● **TASK DETAILS**
Images appear in the records below; leave them out and repeat everything else exactly.

● **DATA SECTION**
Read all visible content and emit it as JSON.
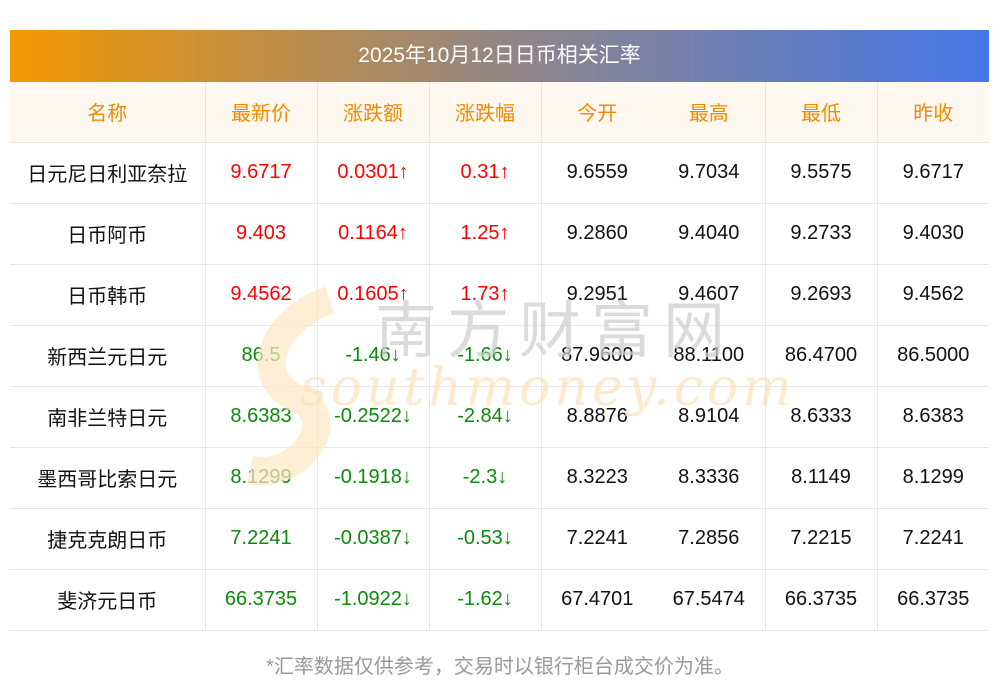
{
  "title": "2025年10月12日日币相关汇率",
  "headers": [
    "名称",
    "最新价",
    "涨跌额",
    "涨跌幅",
    "今开",
    "最高",
    "最低",
    "昨收"
  ],
  "rows": [
    {
      "name": "日元尼日利亚奈拉",
      "dir": "up",
      "latest": "9.6717",
      "change": "0.0301↑",
      "pct": "0.31↑",
      "open": "9.6559",
      "high": "9.7034",
      "low": "9.5575",
      "prev": "9.6717"
    },
    {
      "name": "日币阿币",
      "dir": "up",
      "latest": "9.403",
      "change": "0.1164↑",
      "pct": "1.25↑",
      "open": "9.2860",
      "high": "9.4040",
      "low": "9.2733",
      "prev": "9.4030"
    },
    {
      "name": "日币韩币",
      "dir": "up",
      "latest": "9.4562",
      "change": "0.1605↑",
      "pct": "1.73↑",
      "open": "9.2951",
      "high": "9.4607",
      "low": "9.2693",
      "prev": "9.4562"
    },
    {
      "name": "新西兰元日元",
      "dir": "down",
      "latest": "86.5",
      "change": "-1.46↓",
      "pct": "-1.66↓",
      "open": "87.9600",
      "high": "88.1100",
      "low": "86.4700",
      "prev": "86.5000"
    },
    {
      "name": "南非兰特日元",
      "dir": "down",
      "latest": "8.6383",
      "change": "-0.2522↓",
      "pct": "-2.84↓",
      "open": "8.8876",
      "high": "8.9104",
      "low": "8.6333",
      "prev": "8.6383"
    },
    {
      "name": "墨西哥比索日元",
      "dir": "down",
      "latest": "8.1299",
      "change": "-0.1918↓",
      "pct": "-2.3↓",
      "open": "8.3223",
      "high": "8.3336",
      "low": "8.1149",
      "prev": "8.1299"
    },
    {
      "name": "捷克克朗日币",
      "dir": "down",
      "latest": "7.2241",
      "change": "-0.0387↓",
      "pct": "-0.53↓",
      "open": "7.2241",
      "high": "7.2856",
      "low": "7.2215",
      "prev": "7.2241"
    },
    {
      "name": "斐济元日币",
      "dir": "down",
      "latest": "66.3735",
      "change": "-1.0922↓",
      "pct": "-1.62↓",
      "open": "67.4701",
      "high": "67.5474",
      "low": "66.3735",
      "prev": "66.3735"
    }
  ],
  "watermark": {
    "cn": "南方财富网",
    "en": "southmoney.com"
  },
  "footer": "*汇率数据仅供参考，交易时以银行柜台成交价为准。",
  "colors": {
    "up": "#ff0000",
    "down": "#0b8a0b",
    "header": "#f08a00"
  }
}
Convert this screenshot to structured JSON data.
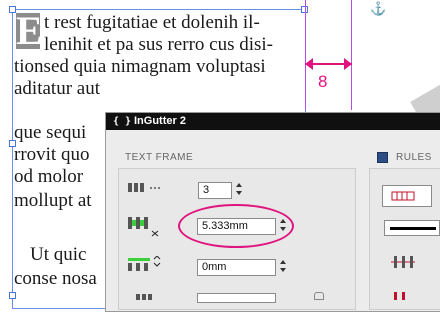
{
  "document": {
    "dropcap": "E",
    "lines": [
      "t rest fugitatiae et dolenih il-",
      "lenihit et pa sus rerro cus disi-",
      "tionsed quia nimagnam voluptasi",
      "aditatur aut",
      "que sequi",
      "rrovit quo",
      "od molor",
      "mollupt at",
      "Ut quic",
      "conse nosa"
    ],
    "gutter_measure": "8"
  },
  "panel": {
    "title": "InGutter 2",
    "collapse_glyph": "{ }",
    "text_frame": {
      "heading": "TEXT FRAME",
      "columns_value": "3",
      "gutter_value": "5.333mm",
      "offset_value": "0mm"
    },
    "rules": {
      "heading": "RULES"
    }
  },
  "colors": {
    "accent": "#e0147e",
    "gutter_guide": "#b14fe0",
    "frame_guide": "#6a8ee6"
  }
}
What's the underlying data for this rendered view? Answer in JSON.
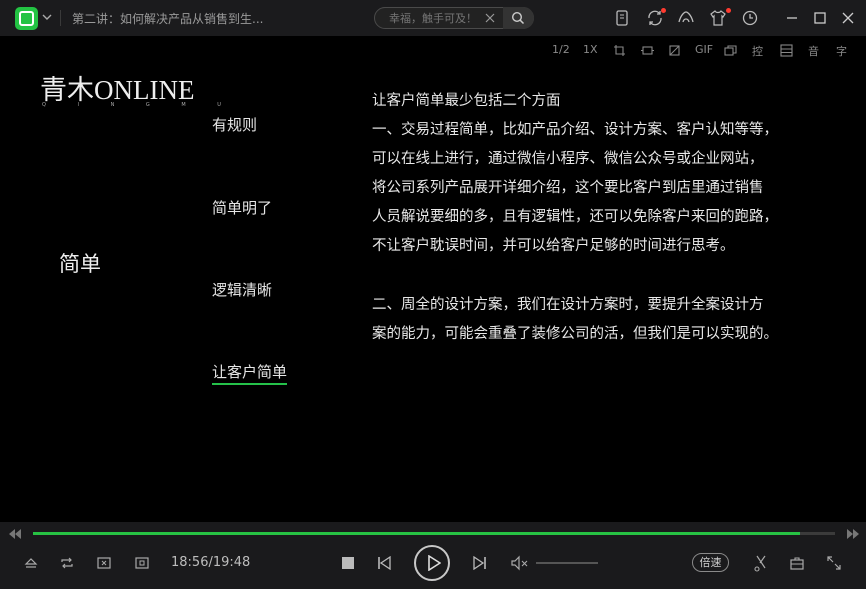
{
  "titlebar": {
    "video_title": "第二讲：如何解决产品从销售到生...",
    "search_placeholder": "幸福，触手可及！"
  },
  "toolbar2": {
    "ratio_label": "1/2",
    "speed_label": "1X",
    "gif_label": "GIF",
    "control_label": "控",
    "audio_label": "音",
    "subtitle_label": "字"
  },
  "video": {
    "brand": "青木ONLINE",
    "brand_sub": "Q I N G M U",
    "main_title": "简单",
    "nav_items": [
      "有规则",
      "简单明了",
      "逻辑清晰",
      "让客户简单"
    ],
    "body_lines": [
      "让客户简单最少包括二个方面",
      "一、交易过程简单，比如产品介绍、设计方案、客户认知等等，",
      "可以在线上进行，通过微信小程序、微信公众号或企业网站，",
      "将公司系列产品展开详细介绍，这个要比客户到店里通过销售",
      "人员解说要细的多，且有逻辑性，还可以免除客户来回的跑路，",
      "不让客户耽误时间，并可以给客户足够的时间进行思考。",
      "",
      "二、周全的设计方案，我们在设计方案时，要提升全案设计方",
      "案的能力，可能会重叠了装修公司的活，但我们是可以实现的。"
    ]
  },
  "playback": {
    "time": "18:56/19:48",
    "progress": 0.956,
    "speed_button": "倍速"
  },
  "colors": {
    "accent": "#27c243",
    "background": "#000000",
    "bar": "#1a1a1c"
  }
}
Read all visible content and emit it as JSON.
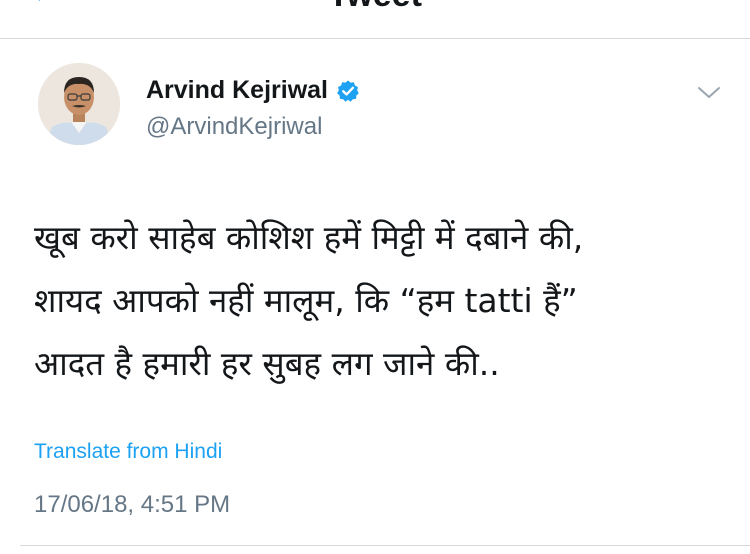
{
  "nav": {
    "title": "Tweet"
  },
  "tweet": {
    "author_name": "Arvind Kejriwal",
    "author_handle": "@ArvindKejriwal",
    "lines": [
      "खूब करो साहेब कोशिश हमें मिट्टी में दबाने की,",
      "शायद आपको नहीं मालूम, कि “हम tatti हैं”",
      "आदत है हमारी हर सुबह लग जाने की.."
    ],
    "translate_label": "Translate from Hindi",
    "timestamp": "17/06/18, 4:51 PM"
  },
  "icons": {
    "back": "chevron-left-icon",
    "verified": "verified-badge-icon",
    "menu": "chevron-down-icon"
  },
  "colors": {
    "accent": "#1da1f2",
    "text": "#14171a",
    "secondary_text": "#657786",
    "divider": "#d9d9d9"
  }
}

● **EXPECTED OUTPUT**
Read all visible content and emit it as JSON.
{
  "title": "2025年10月12日日币相关汇率",
  "headers": [
    "名称",
    "最新价",
    "涨跌额",
    "涨跌幅",
    "今开",
    "最高",
    "最低",
    "昨收"
  ],
  "rows": [
    {
      "name": "日元尼日利亚奈拉",
      "dir": "up",
      "latest": "9.6717",
      "change": "0.0301↑",
      "pct": "0.31↑",
      "open": "9.6559",
      "high": "9.7034",
      "low": "9.5575",
      "prev": "9.6717"
    },
    {
      "name": "日币阿币",
      "dir": "up",
      "latest": "9.403",
      "change": "0.1164↑",
      "pct": "1.25↑",
      "open": "9.2860",
      "high": "9.4040",
      "low": "9.2733",
      "prev": "9.4030"
    },
    {
      "name": "日币韩币",
      "dir": "up",
      "latest": "9.4562",
      "change": "0.1605↑",
      "pct": "1.73↑",
      "open": "9.2951",
      "high": "9.4607",
      "low": "9.2693",
      "prev": "9.4562"
    },
    {
      "name": "新西兰元日元",
      "dir": "down",
      "latest": "86.5",
      "change": "-1.46↓",
      "pct": "-1.66↓",
      "open": "87.9600",
      "high": "88.1100",
      "low": "86.4700",
      "prev": "86.5000"
    },
    {
      "name": "南非兰特日元",
      "dir": "down",
      "latest": "8.6383",
      "change": "-0.2522↓",
      "pct": "-2.84↓",
      "open": "8.8876",
      "high": "8.9104",
      "low": "8.6333",
      "prev": "8.6383"
    },
    {
      "name": "墨西哥比索日元",
      "dir": "down",
      "latest": "8.1299",
      "change": "-0.1918↓",
      "pct": "-2.3↓",
      "open": "8.3223",
      "high": "8.3336",
      "low": "8.1149",
      "prev": "8.1299"
    },
    {
      "name": "捷克克朗日币",
      "dir": "down",
      "latest": "7.2241",
      "change": "-0.0387↓",
      "pct": "-0.53↓",
      "open": "7.2241",
      "high": "7.2856",
      "low": "7.2215",
      "prev": "7.2241"
    },
    {
      "name": "斐济元日币",
      "dir": "down",
      "latest": "66.3735",
      "change": "-1.0922↓",
      "pct": "-1.62↓",
      "open": "67.4701",
      "high": "67.5474",
      "low": "66.3735",
      "prev": "66.3735"
    }
  ],
  "watermark": {
    "cn": "南方财富网",
    "en": "southmoney.com"
  },
  "footer": "*汇率数据仅供参考，交易时以银行柜台成交价为准。",
  "colors": {
    "up": "#ff0000",
    "down": "#0b8a0b",
    "header": "#f08a00"
  }
}
Convert this screenshot to structured JSON data.
{
  "document": {
    "dropcap": "E",
    "lines": [
      "t rest fugitatiae et dolenih il-",
      "lenihit et pa sus rerro cus disi-",
      "tionsed quia nimagnam voluptasi",
      "aditatur aut",
      "que sequi",
      "rrovit quo",
      "od molor",
      "mollupt at",
      "Ut quic",
      "conse nosa"
    ],
    "gutter_measure": "8"
  },
  "panel": {
    "title": "InGutter 2",
    "collapse_glyph": "{ }",
    "text_frame": {
      "heading": "TEXT FRAME",
      "columns_value": "3",
      "gutter_value": "5.333mm",
      "offset_value": "0mm"
    },
    "rules": {
      "heading": "RULES"
    }
  },
  "colors": {
    "accent": "#e0147e",
    "gutter_guide": "#b14fe0",
    "frame_guide": "#6a8ee6"
  }
}
What's the underlying data for this rendered view? Answer in JSON.
{
  "titlebar": {
    "video_title": "第二讲：如何解决产品从销售到生...",
    "search_placeholder": "幸福，触手可及！"
  },
  "toolbar2": {
    "ratio_label": "1/2",
    "speed_label": "1X",
    "gif_label": "GIF",
    "control_label": "控",
    "audio_label": "音",
    "subtitle_label": "字"
  },
  "video": {
    "brand": "青木ONLINE",
    "brand_sub": "Q I N G M U",
    "main_title": "简单",
    "nav_items": [
      "有规则",
      "简单明了",
      "逻辑清晰",
      "让客户简单"
    ],
    "body_lines": [
      "让客户简单最少包括二个方面",
      "一、交易过程简单，比如产品介绍、设计方案、客户认知等等，",
      "可以在线上进行，通过微信小程序、微信公众号或企业网站，",
      "将公司系列产品展开详细介绍，这个要比客户到店里通过销售",
      "人员解说要细的多，且有逻辑性，还可以免除客户来回的跑路，",
      "不让客户耽误时间，并可以给客户足够的时间进行思考。",
      "",
      "二、周全的设计方案，我们在设计方案时，要提升全案设计方",
      "案的能力，可能会重叠了装修公司的活，但我们是可以实现的。"
    ]
  },
  "playback": {
    "time": "18:56/19:48",
    "progress": 0.956,
    "speed_button": "倍速"
  },
  "colors": {
    "accent": "#27c243",
    "background": "#000000",
    "bar": "#1a1a1c"
  }
}
Read all visible content and emit it as JSON.
{
  "nav": {
    "title": "Tweet"
  },
  "tweet": {
    "author_name": "Arvind Kejriwal",
    "author_handle": "@ArvindKejriwal",
    "lines": [
      "खूब करो साहेब कोशिश हमें मिट्टी में दबाने की,",
      "शायद आपको नहीं मालूम, कि “हम tatti हैं”",
      "आदत है हमारी हर सुबह लग जाने की.."
    ],
    "translate_label": "Translate from Hindi",
    "timestamp": "17/06/18, 4:51 PM"
  },
  "icons": {
    "back": "chevron-left-icon",
    "verified": "verified-badge-icon",
    "menu": "chevron-down-icon"
  },
  "colors": {
    "accent": "#1da1f2",
    "text": "#14171a",
    "secondary_text": "#657786",
    "divider": "#d9d9d9"
  }
}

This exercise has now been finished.